* [TASK DATA]
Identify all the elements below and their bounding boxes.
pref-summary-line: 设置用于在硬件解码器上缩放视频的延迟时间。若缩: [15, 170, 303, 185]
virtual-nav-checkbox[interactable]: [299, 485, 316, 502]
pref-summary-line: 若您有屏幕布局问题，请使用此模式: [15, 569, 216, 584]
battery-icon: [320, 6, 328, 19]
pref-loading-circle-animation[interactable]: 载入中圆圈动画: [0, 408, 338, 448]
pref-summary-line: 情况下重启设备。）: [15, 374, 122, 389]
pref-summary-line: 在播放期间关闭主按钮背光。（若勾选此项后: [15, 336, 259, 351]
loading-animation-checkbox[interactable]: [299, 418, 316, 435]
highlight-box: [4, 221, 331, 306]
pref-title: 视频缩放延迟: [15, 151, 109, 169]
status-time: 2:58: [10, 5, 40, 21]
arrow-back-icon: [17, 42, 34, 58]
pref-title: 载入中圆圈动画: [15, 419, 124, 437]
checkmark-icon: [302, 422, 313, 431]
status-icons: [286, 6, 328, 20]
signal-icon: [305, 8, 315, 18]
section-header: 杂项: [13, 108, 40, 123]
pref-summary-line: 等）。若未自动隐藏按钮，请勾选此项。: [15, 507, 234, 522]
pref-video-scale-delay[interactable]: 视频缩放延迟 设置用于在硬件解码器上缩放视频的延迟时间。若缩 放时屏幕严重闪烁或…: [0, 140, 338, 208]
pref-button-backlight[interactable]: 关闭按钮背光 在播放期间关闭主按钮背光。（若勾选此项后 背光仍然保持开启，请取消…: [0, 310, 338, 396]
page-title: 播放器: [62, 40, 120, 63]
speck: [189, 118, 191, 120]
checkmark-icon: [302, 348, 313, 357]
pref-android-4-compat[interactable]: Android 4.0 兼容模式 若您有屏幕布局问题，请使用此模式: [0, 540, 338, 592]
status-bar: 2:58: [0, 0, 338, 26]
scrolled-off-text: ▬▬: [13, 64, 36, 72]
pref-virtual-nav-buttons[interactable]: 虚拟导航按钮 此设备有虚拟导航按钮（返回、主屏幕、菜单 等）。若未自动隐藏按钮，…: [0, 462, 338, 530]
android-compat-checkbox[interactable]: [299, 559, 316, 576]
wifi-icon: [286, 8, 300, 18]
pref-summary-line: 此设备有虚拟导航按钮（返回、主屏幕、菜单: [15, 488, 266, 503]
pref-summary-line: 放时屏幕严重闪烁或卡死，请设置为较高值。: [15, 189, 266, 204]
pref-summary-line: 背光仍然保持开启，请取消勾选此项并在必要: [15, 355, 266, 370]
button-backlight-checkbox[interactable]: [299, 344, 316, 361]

* [THE EXERCISE]
Reproduce every line of the records above, character for character, with nothing added or left out.

* [THE RESULT]
Identify all the elements below and their bounding boxes.
pref-summary-line: 设置用于在硬件解码器上缩放视频的延迟时间。若缩: [15, 170, 303, 185]
virtual-nav-checkbox[interactable]: [299, 485, 316, 502]
pref-summary-line: 若您有屏幕布局问题，请使用此模式: [15, 569, 216, 584]
battery-icon: [320, 6, 328, 19]
pref-loading-circle-animation[interactable]: 载入中圆圈动画: [0, 408, 338, 448]
pref-summary-line: 情况下重启设备。）: [15, 374, 122, 389]
pref-summary-line: 在播放期间关闭主按钮背光。（若勾选此项后: [15, 336, 259, 351]
loading-animation-checkbox[interactable]: [299, 418, 316, 435]
highlight-box: [4, 221, 331, 306]
pref-title: 视频缩放延迟: [15, 151, 109, 169]
status-time: 2:58: [10, 5, 40, 21]
arrow-back-icon: [17, 42, 34, 58]
pref-title: 载入中圆圈动画: [15, 419, 124, 437]
checkmark-icon: [302, 422, 313, 431]
status-icons: [286, 6, 328, 20]
signal-icon: [305, 8, 315, 18]
section-header: 杂项: [13, 108, 40, 123]
pref-summary-line: 等）。若未自动隐藏按钮，请勾选此项。: [15, 507, 234, 522]
pref-video-scale-delay[interactable]: 视频缩放延迟 设置用于在硬件解码器上缩放视频的延迟时间。若缩 放时屏幕严重闪烁或…: [0, 140, 338, 208]
pref-button-backlight[interactable]: 关闭按钮背光 在播放期间关闭主按钮背光。（若勾选此项后 背光仍然保持开启，请取消…: [0, 310, 338, 396]
page-title: 播放器: [62, 40, 120, 63]
speck: [189, 118, 191, 120]
checkmark-icon: [302, 348, 313, 357]
pref-android-4-compat[interactable]: Android 4.0 兼容模式 若您有屏幕布局问题，请使用此模式: [0, 540, 338, 592]
status-bar: 2:58: [0, 0, 338, 26]
scrolled-off-text: ▬▬: [13, 64, 36, 72]
pref-virtual-nav-buttons[interactable]: 虚拟导航按钮 此设备有虚拟导航按钮（返回、主屏幕、菜单 等）。若未自动隐藏按钮，…: [0, 462, 338, 530]
android-compat-checkbox[interactable]: [299, 559, 316, 576]
wifi-icon: [286, 8, 300, 18]
pref-summary-line: 此设备有虚拟导航按钮（返回、主屏幕、菜单: [15, 488, 266, 503]
pref-summary-line: 放时屏幕严重闪烁或卡死，请设置为较高值。: [15, 189, 266, 204]
pref-summary-line: 背光仍然保持开启，请取消勾选此项并在必要: [15, 355, 266, 370]
button-backlight-checkbox[interactable]: [299, 344, 316, 361]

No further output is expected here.